# DATA start

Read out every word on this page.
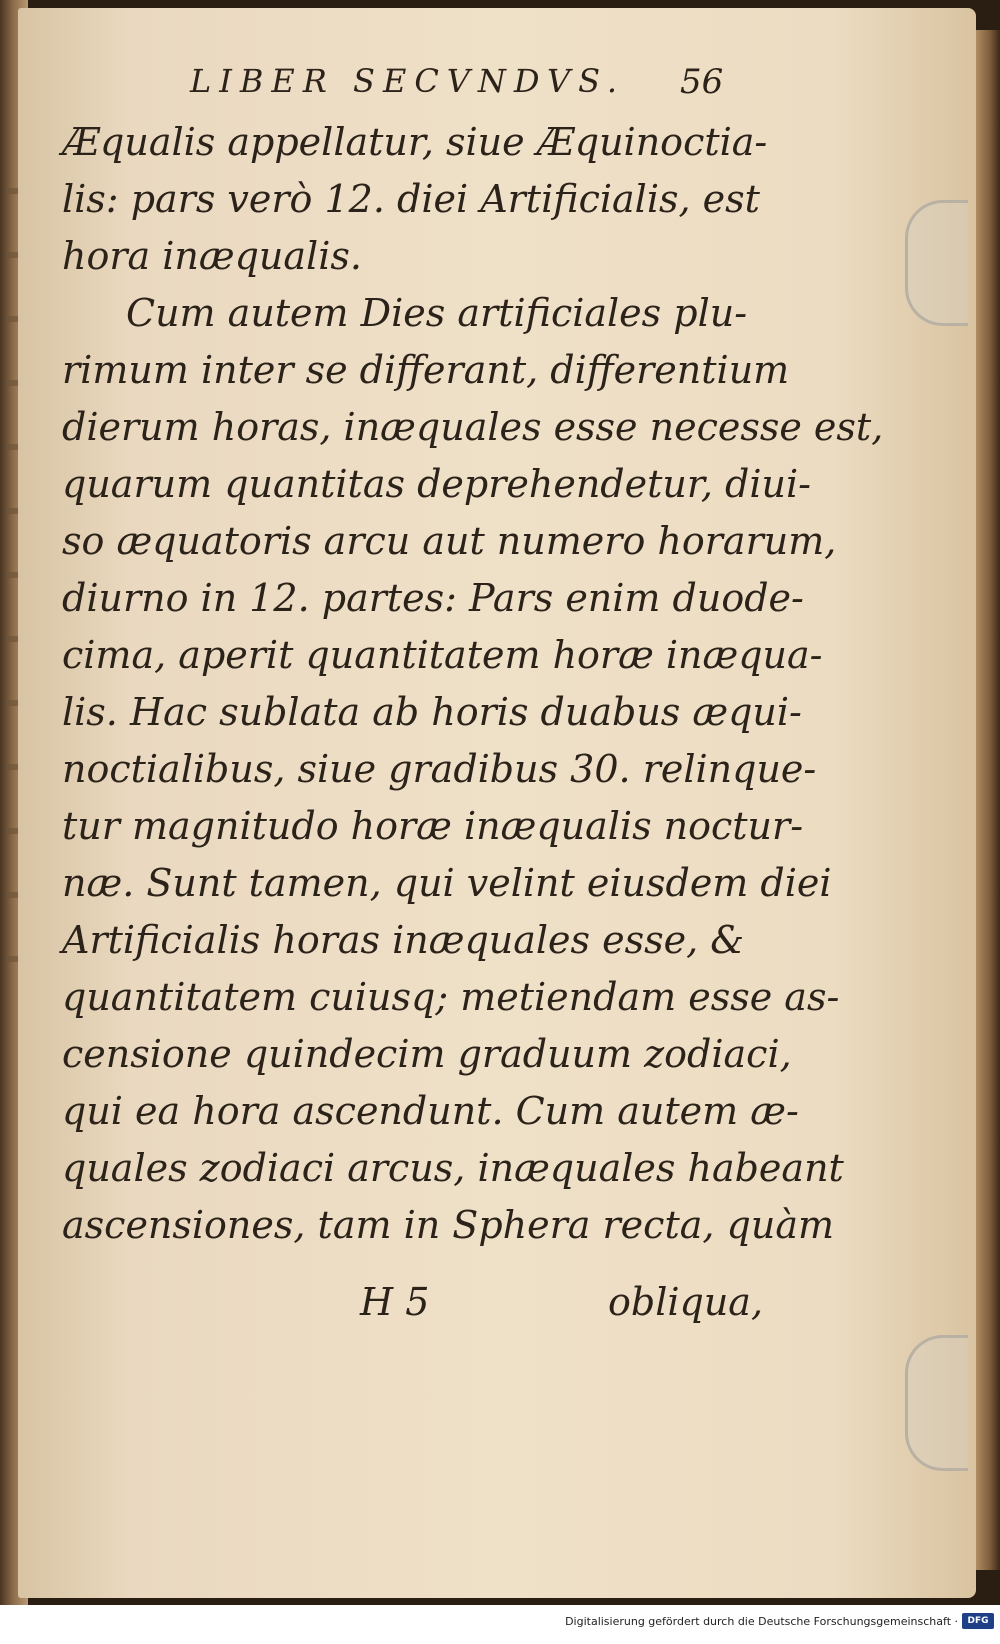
LIBER SECVNDVS. 56
Æqualis appellatur, siue Æquinoctia-
lis: pars verò 12. diei Artificialis, est
hora inæqualis.
Cum autem Dies artificiales plu-
rimum inter se differant, differentium
dierum horas, inæquales esse necesse est,
quarum quantitas deprehendetur, diui-
so æquatoris arcu aut numero horarum,
diurno in 12. partes: Pars enim duode-
cima, aperit quantitatem horæ inæqua-
lis. Hac sublata ab horis duabus æqui-
noctialibus, siue gradibus 30. relinque-
tur magnitudo horæ inæqualis noctur-
næ. Sunt tamen, qui velint eiusdem diei
Artificialis horas inæquales esse, &
quantitatem cuiusq; metiendam esse as-
censione quindecim graduum zodiaci,
qui ea hora ascendunt. Cum autem æ-
quales zodiaci arcus, inæquales habeant
ascensiones, tam in Sphera recta, quàm
H 5	obliqua,
Digitalisierung gefördert durch die Deutsche Forschungsgemeinschaft ·	DFG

# DATA end

### REQUEST
Write out the full set of lines verbatim, without the pictures.

### THE RESULT
Read out every word on this page.
LIBER SECVNDVS. 56
Æqualis appellatur, siue Æquinoctia-
lis: pars verò 12. diei Artificialis, est
hora inæqualis.
Cum autem Dies artificiales plu-
rimum inter se differant, differentium
dierum horas, inæquales esse necesse est,
quarum quantitas deprehendetur, diui-
so æquatoris arcu aut numero horarum,
diurno in 12. partes: Pars enim duode-
cima, aperit quantitatem horæ inæqua-
lis. Hac sublata ab horis duabus æqui-
noctialibus, siue gradibus 30. relinque-
tur magnitudo horæ inæqualis noctur-
næ. Sunt tamen, qui velint eiusdem diei
Artificialis horas inæquales esse, &
quantitatem cuiusq; metiendam esse as-
censione quindecim graduum zodiaci,
qui ea hora ascendunt. Cum autem æ-
quales zodiaci arcus, inæquales habeant
ascensiones, tam in Sphera recta, quàm
H 5	obliqua,
Digitalisierung gefördert durch die Deutsche Forschungsgemeinschaft ·	DFG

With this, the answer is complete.